--- start ---

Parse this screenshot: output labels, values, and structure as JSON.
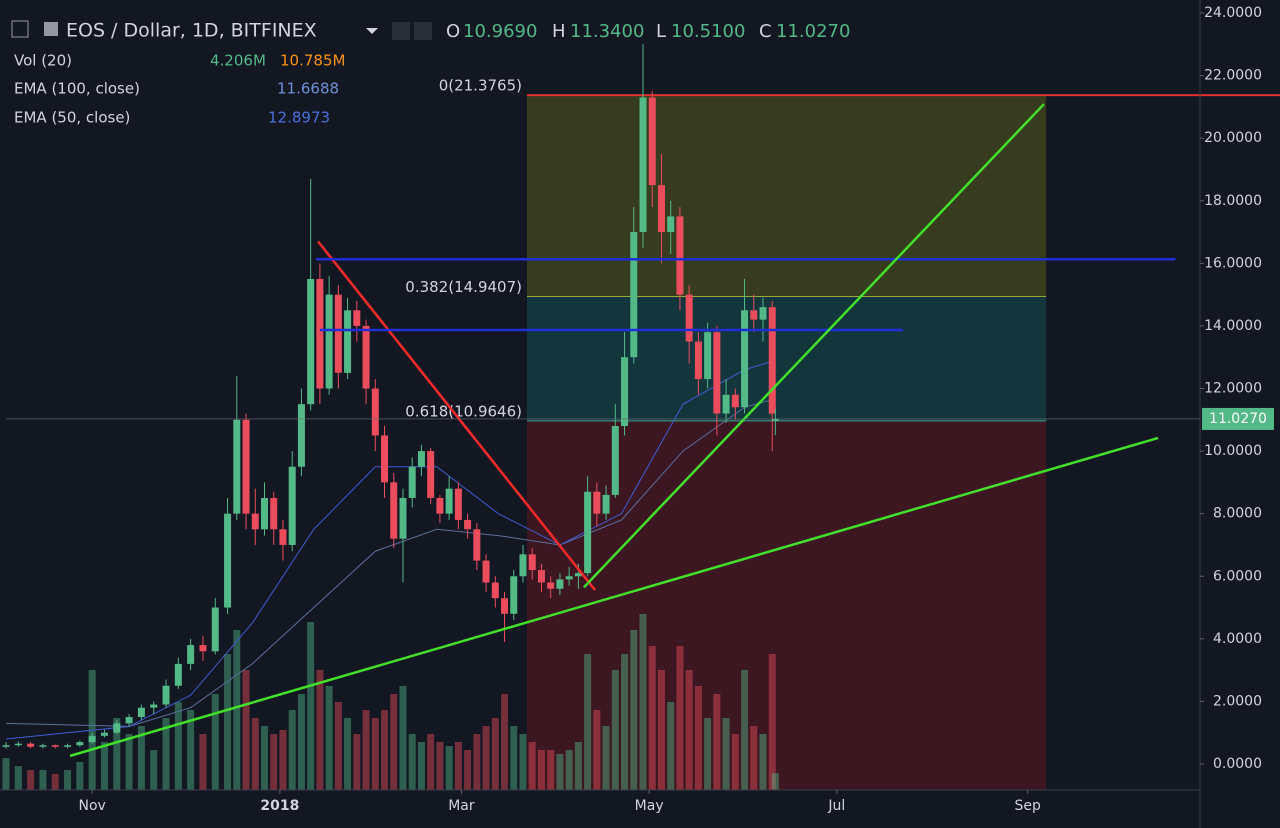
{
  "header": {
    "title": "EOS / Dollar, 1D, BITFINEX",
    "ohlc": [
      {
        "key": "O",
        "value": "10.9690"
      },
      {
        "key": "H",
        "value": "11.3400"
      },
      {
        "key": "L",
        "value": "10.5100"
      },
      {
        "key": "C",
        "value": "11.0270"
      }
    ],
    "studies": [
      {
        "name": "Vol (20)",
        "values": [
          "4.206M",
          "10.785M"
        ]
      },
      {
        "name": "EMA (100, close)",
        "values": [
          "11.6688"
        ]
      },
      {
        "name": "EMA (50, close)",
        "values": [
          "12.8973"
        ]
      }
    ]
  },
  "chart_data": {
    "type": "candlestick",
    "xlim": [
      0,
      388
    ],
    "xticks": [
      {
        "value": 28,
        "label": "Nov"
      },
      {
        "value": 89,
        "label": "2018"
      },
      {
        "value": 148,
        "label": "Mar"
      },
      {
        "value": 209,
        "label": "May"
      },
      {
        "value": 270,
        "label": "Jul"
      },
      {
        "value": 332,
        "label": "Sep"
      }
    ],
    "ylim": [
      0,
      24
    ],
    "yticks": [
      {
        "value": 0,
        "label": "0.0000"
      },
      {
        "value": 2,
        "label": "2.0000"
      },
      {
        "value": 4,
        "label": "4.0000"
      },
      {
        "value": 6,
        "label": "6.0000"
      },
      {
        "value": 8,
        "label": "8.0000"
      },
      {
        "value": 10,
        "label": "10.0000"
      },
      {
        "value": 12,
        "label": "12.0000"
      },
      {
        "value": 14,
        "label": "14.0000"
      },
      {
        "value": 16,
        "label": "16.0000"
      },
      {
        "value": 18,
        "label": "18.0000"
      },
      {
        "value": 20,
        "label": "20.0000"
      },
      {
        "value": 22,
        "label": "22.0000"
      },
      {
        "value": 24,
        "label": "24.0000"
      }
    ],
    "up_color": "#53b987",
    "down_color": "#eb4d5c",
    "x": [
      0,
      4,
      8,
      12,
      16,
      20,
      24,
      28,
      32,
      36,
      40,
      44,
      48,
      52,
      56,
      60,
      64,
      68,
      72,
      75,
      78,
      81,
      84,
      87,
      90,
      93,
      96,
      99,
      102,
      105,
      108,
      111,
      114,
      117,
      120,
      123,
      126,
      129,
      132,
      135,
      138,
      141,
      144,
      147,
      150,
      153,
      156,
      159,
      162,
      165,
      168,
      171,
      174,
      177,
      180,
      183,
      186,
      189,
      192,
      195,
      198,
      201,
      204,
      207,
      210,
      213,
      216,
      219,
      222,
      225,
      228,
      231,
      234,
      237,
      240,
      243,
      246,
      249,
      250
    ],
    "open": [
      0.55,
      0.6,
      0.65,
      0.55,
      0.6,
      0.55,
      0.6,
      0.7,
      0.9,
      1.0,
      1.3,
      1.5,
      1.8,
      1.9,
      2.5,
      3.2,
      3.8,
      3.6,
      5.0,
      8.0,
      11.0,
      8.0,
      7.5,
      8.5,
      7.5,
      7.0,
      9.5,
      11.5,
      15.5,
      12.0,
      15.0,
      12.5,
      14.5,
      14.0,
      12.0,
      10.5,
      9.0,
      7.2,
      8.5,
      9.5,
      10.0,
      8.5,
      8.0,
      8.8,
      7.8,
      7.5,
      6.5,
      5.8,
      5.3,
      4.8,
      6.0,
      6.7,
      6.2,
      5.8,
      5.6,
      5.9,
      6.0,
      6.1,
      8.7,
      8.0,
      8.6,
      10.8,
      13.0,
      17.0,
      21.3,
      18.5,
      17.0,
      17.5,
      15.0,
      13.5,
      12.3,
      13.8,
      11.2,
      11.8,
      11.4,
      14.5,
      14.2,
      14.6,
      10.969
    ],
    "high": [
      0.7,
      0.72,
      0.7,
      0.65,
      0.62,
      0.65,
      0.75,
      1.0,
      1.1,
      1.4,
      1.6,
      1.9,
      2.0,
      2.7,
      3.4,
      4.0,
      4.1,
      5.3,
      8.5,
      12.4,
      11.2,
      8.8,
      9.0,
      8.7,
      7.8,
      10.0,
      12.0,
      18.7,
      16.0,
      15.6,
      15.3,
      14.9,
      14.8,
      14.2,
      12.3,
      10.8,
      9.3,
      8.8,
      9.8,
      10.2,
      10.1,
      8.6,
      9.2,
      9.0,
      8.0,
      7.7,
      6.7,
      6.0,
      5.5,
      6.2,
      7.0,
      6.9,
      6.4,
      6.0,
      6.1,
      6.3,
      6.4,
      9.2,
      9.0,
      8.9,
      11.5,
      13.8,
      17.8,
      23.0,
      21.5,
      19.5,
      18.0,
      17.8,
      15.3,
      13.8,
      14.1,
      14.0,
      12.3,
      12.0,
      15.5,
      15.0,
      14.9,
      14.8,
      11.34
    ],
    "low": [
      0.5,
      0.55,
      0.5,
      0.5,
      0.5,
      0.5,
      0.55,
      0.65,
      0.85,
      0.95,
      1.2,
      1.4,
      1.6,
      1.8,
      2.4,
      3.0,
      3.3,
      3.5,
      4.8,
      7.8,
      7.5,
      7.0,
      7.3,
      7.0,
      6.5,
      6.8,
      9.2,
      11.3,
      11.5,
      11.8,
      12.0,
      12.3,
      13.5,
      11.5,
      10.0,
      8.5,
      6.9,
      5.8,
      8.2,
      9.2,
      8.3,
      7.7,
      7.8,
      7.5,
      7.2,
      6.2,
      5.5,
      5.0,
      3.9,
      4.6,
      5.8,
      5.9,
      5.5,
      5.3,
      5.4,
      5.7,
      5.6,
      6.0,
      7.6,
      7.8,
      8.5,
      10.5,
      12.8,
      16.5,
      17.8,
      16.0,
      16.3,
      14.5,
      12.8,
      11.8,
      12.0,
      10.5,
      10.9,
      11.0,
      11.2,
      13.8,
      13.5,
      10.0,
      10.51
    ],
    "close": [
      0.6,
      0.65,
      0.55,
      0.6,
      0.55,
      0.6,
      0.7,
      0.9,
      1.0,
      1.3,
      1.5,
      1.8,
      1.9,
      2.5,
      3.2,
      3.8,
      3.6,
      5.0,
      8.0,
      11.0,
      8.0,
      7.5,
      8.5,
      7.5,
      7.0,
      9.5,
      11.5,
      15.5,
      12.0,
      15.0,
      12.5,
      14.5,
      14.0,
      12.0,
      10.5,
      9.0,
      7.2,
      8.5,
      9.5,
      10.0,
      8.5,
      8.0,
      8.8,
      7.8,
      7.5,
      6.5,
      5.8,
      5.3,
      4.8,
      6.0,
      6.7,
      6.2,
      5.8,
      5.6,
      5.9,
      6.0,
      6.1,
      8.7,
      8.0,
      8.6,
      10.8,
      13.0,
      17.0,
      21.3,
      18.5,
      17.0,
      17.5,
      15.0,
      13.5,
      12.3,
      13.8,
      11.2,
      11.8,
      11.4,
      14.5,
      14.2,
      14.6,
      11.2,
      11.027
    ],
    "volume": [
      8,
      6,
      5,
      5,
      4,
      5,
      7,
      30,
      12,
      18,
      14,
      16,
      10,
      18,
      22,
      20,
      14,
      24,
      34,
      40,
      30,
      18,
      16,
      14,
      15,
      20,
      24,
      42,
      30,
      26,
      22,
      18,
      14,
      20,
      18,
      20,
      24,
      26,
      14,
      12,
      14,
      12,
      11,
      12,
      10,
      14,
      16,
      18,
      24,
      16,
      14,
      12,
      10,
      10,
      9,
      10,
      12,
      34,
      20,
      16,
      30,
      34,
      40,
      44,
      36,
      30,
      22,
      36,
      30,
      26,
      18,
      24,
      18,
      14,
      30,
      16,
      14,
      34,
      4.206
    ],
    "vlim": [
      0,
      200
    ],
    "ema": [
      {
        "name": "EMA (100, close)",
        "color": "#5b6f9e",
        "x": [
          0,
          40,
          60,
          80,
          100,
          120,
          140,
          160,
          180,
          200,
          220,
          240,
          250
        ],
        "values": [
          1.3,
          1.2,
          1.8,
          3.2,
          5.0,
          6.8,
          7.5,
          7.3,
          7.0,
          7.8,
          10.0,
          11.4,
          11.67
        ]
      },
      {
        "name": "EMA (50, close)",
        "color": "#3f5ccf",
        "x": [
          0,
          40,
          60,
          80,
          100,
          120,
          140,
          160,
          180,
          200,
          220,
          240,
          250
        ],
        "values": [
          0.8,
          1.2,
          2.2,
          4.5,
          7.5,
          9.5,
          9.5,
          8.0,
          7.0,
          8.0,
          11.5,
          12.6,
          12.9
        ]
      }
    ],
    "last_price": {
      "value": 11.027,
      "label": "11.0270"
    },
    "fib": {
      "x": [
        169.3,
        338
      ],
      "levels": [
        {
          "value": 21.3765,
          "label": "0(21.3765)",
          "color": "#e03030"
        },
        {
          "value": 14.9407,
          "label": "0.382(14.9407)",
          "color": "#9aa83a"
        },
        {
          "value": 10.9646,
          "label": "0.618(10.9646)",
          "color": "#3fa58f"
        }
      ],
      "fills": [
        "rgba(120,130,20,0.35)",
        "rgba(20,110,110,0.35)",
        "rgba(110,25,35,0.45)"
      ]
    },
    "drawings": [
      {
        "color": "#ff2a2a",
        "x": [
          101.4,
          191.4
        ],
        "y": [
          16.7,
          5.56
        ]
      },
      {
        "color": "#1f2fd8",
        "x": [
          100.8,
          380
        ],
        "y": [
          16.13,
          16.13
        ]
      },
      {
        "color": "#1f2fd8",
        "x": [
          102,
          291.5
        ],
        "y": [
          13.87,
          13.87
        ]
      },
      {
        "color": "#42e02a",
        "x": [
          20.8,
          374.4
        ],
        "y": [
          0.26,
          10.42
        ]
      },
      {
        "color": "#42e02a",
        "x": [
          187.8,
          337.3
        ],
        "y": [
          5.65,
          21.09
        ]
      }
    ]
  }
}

--- end ---

_EXERCISE INSTRUCTIONS_: Which lines in the records above contain the string "rgba"? Copy each one.

_OUTPUT FOR THIS TASK_:
        "rgba(120,130,20,0.35)",
        "rgba(20,110,110,0.35)",
        "rgba(110,25,35,0.45)"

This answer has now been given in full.